Input material
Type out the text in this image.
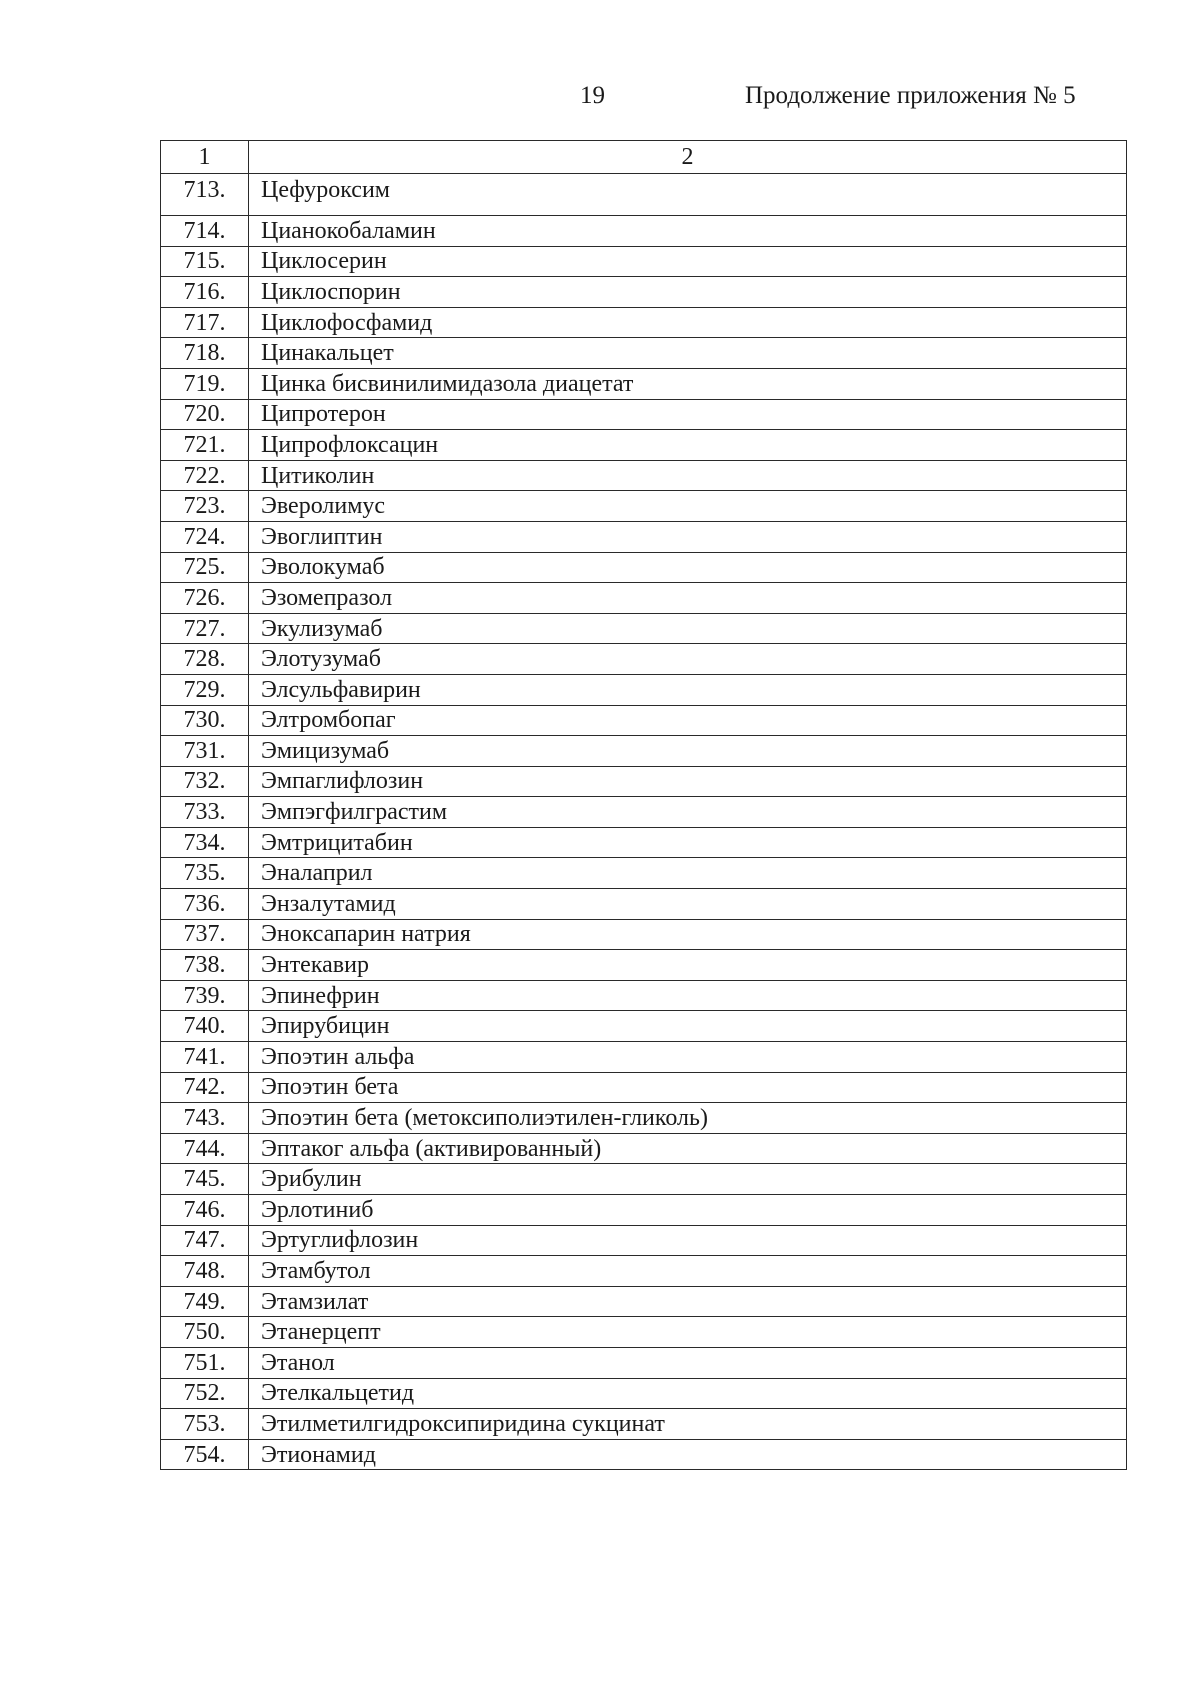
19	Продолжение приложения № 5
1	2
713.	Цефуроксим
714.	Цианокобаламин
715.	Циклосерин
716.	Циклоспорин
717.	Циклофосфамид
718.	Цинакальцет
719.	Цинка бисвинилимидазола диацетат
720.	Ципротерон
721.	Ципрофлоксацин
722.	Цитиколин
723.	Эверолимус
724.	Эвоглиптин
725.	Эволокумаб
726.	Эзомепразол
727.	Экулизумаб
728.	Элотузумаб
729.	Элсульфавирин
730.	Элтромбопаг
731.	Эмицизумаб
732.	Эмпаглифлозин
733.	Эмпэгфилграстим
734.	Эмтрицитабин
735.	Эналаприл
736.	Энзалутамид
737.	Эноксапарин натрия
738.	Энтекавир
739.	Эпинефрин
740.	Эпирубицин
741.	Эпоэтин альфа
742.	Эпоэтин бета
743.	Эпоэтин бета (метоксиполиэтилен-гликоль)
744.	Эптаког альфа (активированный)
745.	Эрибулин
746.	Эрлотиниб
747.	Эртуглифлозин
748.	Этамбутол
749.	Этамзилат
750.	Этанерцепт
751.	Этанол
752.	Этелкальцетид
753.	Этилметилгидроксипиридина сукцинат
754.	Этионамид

Stated task
How many of the lines above include the string "бета"? Reply with the number by itself.

Answer to the task
2